### [Aim]
Copy the entries from the start of the records through the line containing "contact-point (1573, 230, 1590, 247)", including both ends, reproducing each line exactly.

********************

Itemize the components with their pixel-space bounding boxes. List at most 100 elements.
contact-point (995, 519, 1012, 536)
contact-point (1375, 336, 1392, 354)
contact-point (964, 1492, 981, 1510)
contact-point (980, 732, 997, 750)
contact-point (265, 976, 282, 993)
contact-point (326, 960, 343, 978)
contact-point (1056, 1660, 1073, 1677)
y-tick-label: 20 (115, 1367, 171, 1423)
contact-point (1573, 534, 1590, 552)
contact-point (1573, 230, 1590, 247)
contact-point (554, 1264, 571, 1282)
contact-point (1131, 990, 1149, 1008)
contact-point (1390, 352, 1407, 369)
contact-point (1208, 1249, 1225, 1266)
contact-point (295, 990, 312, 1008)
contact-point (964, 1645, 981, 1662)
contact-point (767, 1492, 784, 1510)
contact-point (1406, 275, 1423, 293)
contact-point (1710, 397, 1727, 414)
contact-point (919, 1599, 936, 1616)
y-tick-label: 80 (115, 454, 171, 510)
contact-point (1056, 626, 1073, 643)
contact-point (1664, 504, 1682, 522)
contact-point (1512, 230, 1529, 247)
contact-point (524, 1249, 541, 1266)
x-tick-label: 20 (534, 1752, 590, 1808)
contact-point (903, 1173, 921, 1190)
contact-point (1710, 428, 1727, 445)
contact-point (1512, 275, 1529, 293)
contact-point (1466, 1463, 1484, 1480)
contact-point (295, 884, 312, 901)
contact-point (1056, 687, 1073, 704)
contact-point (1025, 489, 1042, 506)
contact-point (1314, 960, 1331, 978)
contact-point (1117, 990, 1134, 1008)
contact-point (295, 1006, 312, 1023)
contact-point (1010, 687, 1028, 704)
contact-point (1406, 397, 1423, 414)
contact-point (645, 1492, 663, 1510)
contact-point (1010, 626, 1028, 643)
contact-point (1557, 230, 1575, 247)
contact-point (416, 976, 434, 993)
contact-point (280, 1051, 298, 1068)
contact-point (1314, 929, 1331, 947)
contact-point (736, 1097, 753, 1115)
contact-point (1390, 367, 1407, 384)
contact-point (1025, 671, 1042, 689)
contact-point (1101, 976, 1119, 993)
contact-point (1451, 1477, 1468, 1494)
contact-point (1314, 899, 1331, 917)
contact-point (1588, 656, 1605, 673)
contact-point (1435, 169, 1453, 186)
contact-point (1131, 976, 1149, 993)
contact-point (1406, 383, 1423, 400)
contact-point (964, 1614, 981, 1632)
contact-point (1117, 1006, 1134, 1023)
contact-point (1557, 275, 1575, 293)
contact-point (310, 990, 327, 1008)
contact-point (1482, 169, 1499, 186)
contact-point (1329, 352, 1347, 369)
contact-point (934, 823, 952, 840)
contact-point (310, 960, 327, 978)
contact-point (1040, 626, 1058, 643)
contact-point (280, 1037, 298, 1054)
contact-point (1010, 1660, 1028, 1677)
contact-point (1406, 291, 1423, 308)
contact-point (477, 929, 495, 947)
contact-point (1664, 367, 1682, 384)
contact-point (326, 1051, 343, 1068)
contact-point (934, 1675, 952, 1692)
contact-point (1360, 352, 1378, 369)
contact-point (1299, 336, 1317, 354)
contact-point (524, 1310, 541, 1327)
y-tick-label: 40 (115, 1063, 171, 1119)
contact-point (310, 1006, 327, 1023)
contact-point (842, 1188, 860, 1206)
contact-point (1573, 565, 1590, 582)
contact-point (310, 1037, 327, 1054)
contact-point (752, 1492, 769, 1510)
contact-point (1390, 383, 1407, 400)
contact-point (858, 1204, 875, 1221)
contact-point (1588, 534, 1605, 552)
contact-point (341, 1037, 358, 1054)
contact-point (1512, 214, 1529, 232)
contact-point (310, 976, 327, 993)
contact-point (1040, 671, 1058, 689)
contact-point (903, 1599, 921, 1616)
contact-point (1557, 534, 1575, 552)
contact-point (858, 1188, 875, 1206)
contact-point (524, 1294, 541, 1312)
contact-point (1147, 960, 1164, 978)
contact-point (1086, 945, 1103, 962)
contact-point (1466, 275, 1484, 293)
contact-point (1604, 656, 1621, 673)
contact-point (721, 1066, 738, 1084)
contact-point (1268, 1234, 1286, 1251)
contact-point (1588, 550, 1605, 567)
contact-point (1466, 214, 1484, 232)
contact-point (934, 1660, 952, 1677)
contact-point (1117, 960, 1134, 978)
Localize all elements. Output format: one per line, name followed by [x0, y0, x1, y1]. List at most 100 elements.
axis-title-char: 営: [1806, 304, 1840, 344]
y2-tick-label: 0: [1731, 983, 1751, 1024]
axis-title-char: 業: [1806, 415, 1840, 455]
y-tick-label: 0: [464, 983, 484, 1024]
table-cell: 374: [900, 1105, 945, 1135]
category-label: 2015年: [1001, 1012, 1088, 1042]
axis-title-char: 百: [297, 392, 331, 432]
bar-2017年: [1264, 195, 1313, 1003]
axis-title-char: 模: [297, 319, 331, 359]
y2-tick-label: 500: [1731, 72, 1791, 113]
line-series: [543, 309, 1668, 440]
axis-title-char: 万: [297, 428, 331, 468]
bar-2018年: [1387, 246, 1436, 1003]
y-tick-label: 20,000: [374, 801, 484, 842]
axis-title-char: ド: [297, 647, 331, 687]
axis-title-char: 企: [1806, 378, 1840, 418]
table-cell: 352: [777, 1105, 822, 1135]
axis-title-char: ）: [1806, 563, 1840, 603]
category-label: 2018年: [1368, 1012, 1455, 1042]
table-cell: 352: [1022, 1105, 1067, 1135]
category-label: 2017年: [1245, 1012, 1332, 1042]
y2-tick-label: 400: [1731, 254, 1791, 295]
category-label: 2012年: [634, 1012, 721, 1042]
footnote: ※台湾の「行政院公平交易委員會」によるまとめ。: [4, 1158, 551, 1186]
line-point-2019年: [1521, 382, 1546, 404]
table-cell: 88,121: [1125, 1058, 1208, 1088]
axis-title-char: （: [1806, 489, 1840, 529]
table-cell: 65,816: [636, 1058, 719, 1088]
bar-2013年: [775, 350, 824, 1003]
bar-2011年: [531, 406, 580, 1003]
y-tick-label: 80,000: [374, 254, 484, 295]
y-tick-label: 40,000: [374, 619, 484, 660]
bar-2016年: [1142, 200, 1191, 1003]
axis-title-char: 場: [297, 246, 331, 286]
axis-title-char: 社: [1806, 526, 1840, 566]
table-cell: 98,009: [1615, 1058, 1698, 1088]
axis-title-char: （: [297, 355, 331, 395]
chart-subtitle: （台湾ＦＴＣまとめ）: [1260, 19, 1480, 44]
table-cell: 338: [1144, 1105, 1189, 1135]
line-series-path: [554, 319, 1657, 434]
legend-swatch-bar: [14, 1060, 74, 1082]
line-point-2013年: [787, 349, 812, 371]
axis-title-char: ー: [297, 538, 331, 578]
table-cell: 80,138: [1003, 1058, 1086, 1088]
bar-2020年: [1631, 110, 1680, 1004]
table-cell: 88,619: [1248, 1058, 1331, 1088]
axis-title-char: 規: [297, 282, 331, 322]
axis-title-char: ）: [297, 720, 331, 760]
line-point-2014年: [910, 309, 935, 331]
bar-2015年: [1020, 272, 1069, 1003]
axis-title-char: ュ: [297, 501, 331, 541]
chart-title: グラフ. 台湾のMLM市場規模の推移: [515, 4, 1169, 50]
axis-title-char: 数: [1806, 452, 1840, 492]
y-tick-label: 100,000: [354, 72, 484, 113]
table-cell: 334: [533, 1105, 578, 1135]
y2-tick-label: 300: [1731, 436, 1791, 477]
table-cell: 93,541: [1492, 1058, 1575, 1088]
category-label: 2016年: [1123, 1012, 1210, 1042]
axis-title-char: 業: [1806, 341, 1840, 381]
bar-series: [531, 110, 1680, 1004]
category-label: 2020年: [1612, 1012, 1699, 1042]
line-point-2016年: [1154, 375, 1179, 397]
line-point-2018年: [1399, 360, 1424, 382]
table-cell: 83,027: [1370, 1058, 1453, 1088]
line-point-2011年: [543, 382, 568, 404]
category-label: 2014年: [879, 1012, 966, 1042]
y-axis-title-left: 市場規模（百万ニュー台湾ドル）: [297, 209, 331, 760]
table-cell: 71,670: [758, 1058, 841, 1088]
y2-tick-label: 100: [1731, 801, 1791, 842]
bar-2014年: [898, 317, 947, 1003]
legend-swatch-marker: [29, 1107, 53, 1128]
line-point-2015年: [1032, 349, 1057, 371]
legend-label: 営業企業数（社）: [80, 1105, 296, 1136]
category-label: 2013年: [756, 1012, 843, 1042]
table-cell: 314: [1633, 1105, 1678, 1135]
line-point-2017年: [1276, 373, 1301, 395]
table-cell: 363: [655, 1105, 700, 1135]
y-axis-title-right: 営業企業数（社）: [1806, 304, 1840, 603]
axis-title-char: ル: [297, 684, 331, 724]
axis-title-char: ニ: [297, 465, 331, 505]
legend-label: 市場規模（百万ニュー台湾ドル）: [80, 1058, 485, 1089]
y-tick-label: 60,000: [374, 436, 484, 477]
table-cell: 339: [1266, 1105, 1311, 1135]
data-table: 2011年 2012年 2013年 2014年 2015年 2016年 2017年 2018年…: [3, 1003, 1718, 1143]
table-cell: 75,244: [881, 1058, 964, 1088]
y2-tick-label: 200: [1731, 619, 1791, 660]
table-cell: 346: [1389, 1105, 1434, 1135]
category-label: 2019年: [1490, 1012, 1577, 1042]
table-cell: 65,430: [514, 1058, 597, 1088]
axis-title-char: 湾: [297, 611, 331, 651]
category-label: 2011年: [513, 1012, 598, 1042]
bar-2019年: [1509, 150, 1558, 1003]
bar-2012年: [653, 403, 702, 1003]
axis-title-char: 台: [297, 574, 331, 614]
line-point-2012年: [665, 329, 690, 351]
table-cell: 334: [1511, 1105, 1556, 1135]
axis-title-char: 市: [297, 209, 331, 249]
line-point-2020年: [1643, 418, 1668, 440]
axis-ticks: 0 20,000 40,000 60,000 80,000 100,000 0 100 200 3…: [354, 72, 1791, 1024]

********************

### [Expected answer]
Itemize the components with their pixel-space bounding boxes. List at most 100 elements.
contact-point (995, 519, 1012, 536)
contact-point (1375, 336, 1392, 354)
contact-point (964, 1492, 981, 1510)
contact-point (980, 732, 997, 750)
contact-point (265, 976, 282, 993)
contact-point (326, 960, 343, 978)
contact-point (1056, 1660, 1073, 1677)
y-tick-label: 20 (115, 1367, 171, 1423)
contact-point (1573, 534, 1590, 552)
contact-point (1573, 230, 1590, 247)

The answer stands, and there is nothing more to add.